SOURCE PASSAGE.
● ● ● ● ● ● ●

Dr. Bucshon Supports Permanent Tax Cuts
“The Tax Cuts and Jobs Act has had a tremendously positive impact on the American economy. Today, we have one of the most competitive tax codes in the world – wages have increased, the economy grew by more than 4% in the last quarter, and for the first time, there are more available jobs than there are people looking for work. Unfortunately, because Washington Democrats did not support the tax cuts, we must now pass additional legislation that will make the tax cuts for middle-class families and small businesses permanent. This is important because small businesses are the backbone of America and a strong middle-class means a strong, sustained America.”
Protecting Family and Small Business Tax Cuts Act (H.R. 6760)
Makes these provisions permanent
· Lower tax rates
· A doubled Child Tax Credit
· Paid Family Leave Tax Credit
· Elimination of the Alternative Minimum Tax
· Doubled exemption from the Death Tax
Family Savings Act (H.R. 6757)

● ● ● ● ● ● ●

PROBLEM REQUIREMENTS. Reproduce the tax cut statement word for word, from its headline through its last line. Rely only on the tax cut statement.

● ● ● ● ● ● ●

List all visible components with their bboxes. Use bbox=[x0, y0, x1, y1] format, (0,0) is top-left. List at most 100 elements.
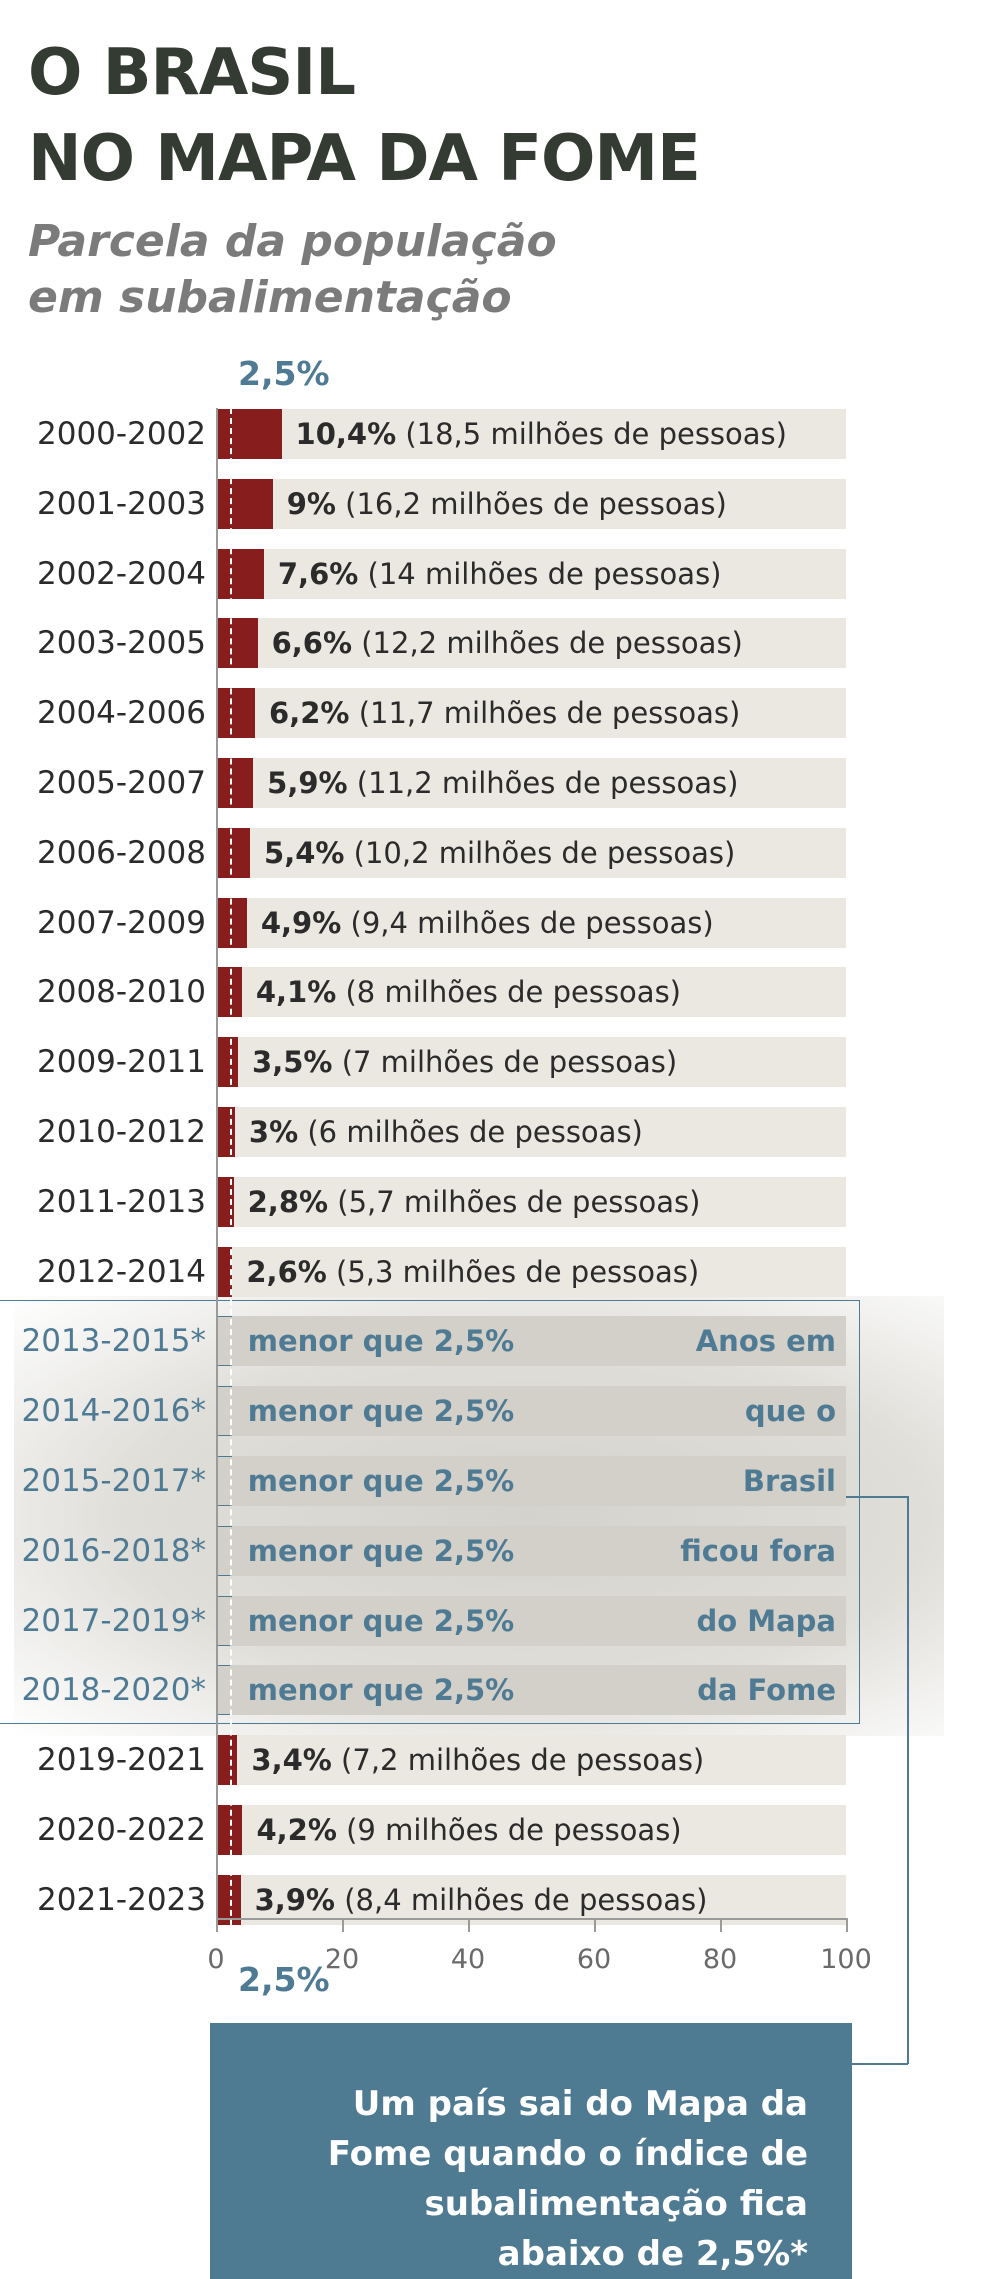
category-label: 2006-2008 bbox=[37, 834, 206, 871]
x-tick-label: 80 bbox=[702, 1944, 738, 1975]
note-text: Um país sai do Mapa da Fome quando o índ… bbox=[250, 2079, 808, 2279]
bar bbox=[216, 758, 254, 808]
category-label: 2003-2005 bbox=[37, 625, 206, 662]
bar-track bbox=[216, 1037, 846, 1088]
note-line-3: subalimentação fica bbox=[424, 2184, 808, 2224]
bar bbox=[216, 1874, 241, 1925]
data-label-below-threshold: menor que 2,5% bbox=[247, 1533, 515, 1568]
data-label: 2,8% (5,7 milhões de pessoas) bbox=[247, 1184, 701, 1219]
category-label: 2018-2020* bbox=[21, 1672, 206, 1709]
x-tick-label: 20 bbox=[324, 1944, 360, 1975]
category-label: 2005-2007 bbox=[37, 765, 206, 801]
bar bbox=[216, 688, 256, 739]
bar-track bbox=[216, 1805, 846, 1855]
data-label-below-threshold: menor que 2,5% bbox=[247, 1673, 515, 1708]
bar-track bbox=[216, 1525, 846, 1576]
data-label-value: 4,9% bbox=[260, 905, 342, 940]
side-note-line: Brasil bbox=[742, 1464, 836, 1498]
background-smudge bbox=[14, 1296, 944, 1736]
bar-track bbox=[216, 548, 846, 599]
side-note-line: ficou fora bbox=[680, 1533, 836, 1568]
data-label: 3,5% (7 milhões de pessoas) bbox=[252, 1045, 678, 1080]
data-label: 2,6% (5,3 milhões de pessoas) bbox=[246, 1254, 700, 1289]
bar-track bbox=[216, 1107, 846, 1157]
bar-track bbox=[216, 1665, 846, 1716]
out-of-map-frame bbox=[0, 1300, 860, 1724]
data-label: 3,4% (7,2 milhões de pessoas) bbox=[251, 1743, 705, 1778]
data-label: 10,4% (18,5 milhões de pessoas) bbox=[295, 417, 787, 451]
data-label-value: 3% bbox=[248, 1115, 299, 1149]
bar-track bbox=[216, 827, 846, 878]
data-label: 3% (6 milhões de pessoas) bbox=[248, 1115, 643, 1149]
category-label: 2002-2004 bbox=[37, 555, 206, 592]
data-label: 7,6% (14 milhões de pessoas) bbox=[277, 556, 722, 591]
data-label: 4,9% (9,4 milhões de pessoas) bbox=[260, 905, 714, 940]
data-label: 6,6% (12,2 milhões de pessoas) bbox=[271, 626, 743, 661]
bar bbox=[216, 827, 251, 878]
x-axis-line bbox=[216, 1918, 846, 1920]
data-label: 5,4% (10,2 milhões de pessoas) bbox=[264, 835, 736, 870]
data-label-value: 7,6% bbox=[277, 556, 359, 591]
bar bbox=[216, 1107, 235, 1157]
threshold-label-top: 2,5% bbox=[238, 354, 330, 393]
category-label: 2014-2016* bbox=[21, 1393, 206, 1430]
threshold-line bbox=[230, 388, 232, 1996]
category-label: 2001-2003 bbox=[37, 485, 206, 522]
bar bbox=[216, 967, 242, 1018]
category-label: 2011-2013 bbox=[37, 1183, 206, 1220]
x-tick bbox=[720, 1918, 722, 1932]
side-note-line: do Mapa bbox=[696, 1603, 836, 1638]
note-line-4: abaixo de 2,5%* bbox=[497, 2234, 808, 2274]
x-tick bbox=[468, 1918, 470, 1932]
bar-track bbox=[216, 409, 846, 459]
bar bbox=[216, 1176, 234, 1227]
bar-track bbox=[216, 1316, 846, 1367]
bar-track bbox=[216, 1735, 846, 1786]
bar bbox=[216, 478, 273, 529]
data-label: 5,9% (11,2 milhões de pessoas) bbox=[267, 766, 739, 800]
data-label-value: 9% bbox=[286, 486, 336, 521]
note-line-1: Um país sai do Mapa da bbox=[352, 2084, 808, 2124]
data-label-value: 10,4% bbox=[295, 417, 397, 451]
category-label: 2012-2014 bbox=[37, 1253, 206, 1290]
title-line-2: NO MAPA DA FOME bbox=[28, 122, 701, 196]
bar-track bbox=[216, 1246, 846, 1297]
zero-axis-line bbox=[216, 408, 218, 1920]
data-label: 4,2% (9 milhões de pessoas) bbox=[256, 1813, 682, 1847]
data-label-value: 2,8% bbox=[247, 1184, 329, 1219]
data-label-below-threshold: menor que 2,5% bbox=[247, 1324, 515, 1359]
x-tick-label: 100 bbox=[820, 1944, 872, 1975]
subtitle-line-2: em subalimentação bbox=[28, 272, 512, 323]
bar bbox=[216, 1735, 238, 1786]
bar-track bbox=[216, 1176, 846, 1227]
data-label-value: 2,6% bbox=[246, 1254, 327, 1289]
x-tick bbox=[846, 1918, 848, 1932]
data-label-value: 3,9% bbox=[254, 1882, 335, 1917]
data-label: 4,1% (8 milhões de pessoas) bbox=[255, 975, 681, 1010]
side-note-line: Anos em bbox=[695, 1324, 836, 1359]
data-label-value: 6,6% bbox=[271, 626, 353, 661]
category-label: 2000-2002 bbox=[37, 416, 206, 452]
bar bbox=[216, 1037, 239, 1088]
category-label: 2010-2012 bbox=[37, 1114, 206, 1150]
bar-track bbox=[216, 688, 846, 739]
side-note-line: da Fome bbox=[697, 1673, 836, 1708]
bar-track bbox=[216, 897, 846, 948]
bar-track bbox=[216, 1456, 846, 1506]
connector-line-vertical bbox=[907, 1496, 909, 2064]
category-label: 2004-2006 bbox=[37, 695, 206, 732]
data-label-value: 5,9% bbox=[267, 766, 348, 800]
data-label-value: 4,1% bbox=[255, 975, 337, 1010]
bar-track bbox=[216, 478, 846, 529]
category-label: 2009-2011 bbox=[37, 1044, 206, 1081]
page-subtitle: Parcela da população em subalimentação bbox=[28, 214, 958, 326]
subtitle-line-1: Parcela da população bbox=[28, 216, 557, 267]
data-label-value: 3,5% bbox=[252, 1045, 333, 1080]
category-label: 2007-2009 bbox=[37, 904, 206, 941]
note-line-2: Fome quando o índice de bbox=[327, 2134, 808, 2174]
data-label-value: 3,4% bbox=[251, 1743, 332, 1778]
x-tick-label: 40 bbox=[450, 1944, 486, 1975]
category-label: 2016-2018* bbox=[21, 1532, 206, 1569]
side-note-line: que o bbox=[744, 1394, 836, 1429]
bar bbox=[216, 1805, 243, 1855]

● ● ● ● ● ● ●

RESPONSE.
Dr. Bucshon Supports Permanent Tax Cuts
“The Tax Cuts and Jobs Act has had a tremendously positive impact on the American economy. Today, we have one of the most competitive tax codes in the world – wages have increased, the economy grew by more than 4% in the last quarter, and for the first time, there are more available jobs than there are people looking for work. Unfortunately, because Washington Democrats did not support the tax cuts, we must now pass additional legislation that will make the tax cuts for middle-class families and small businesses permanent. This is important because small businesses are the backbone of America and a strong middle-class means a strong, sustained America.”
Protecting Family and Small Business Tax Cuts Act (H.R. 6760)
Makes these provisions permanent
· Lower tax rates
· A doubled Child Tax Credit
· Paid Family Leave Tax Credit
· Elimination of the Alternative Minimum Tax
· Doubled exemption from the Death Tax
Family Savings Act (H.R. 6757)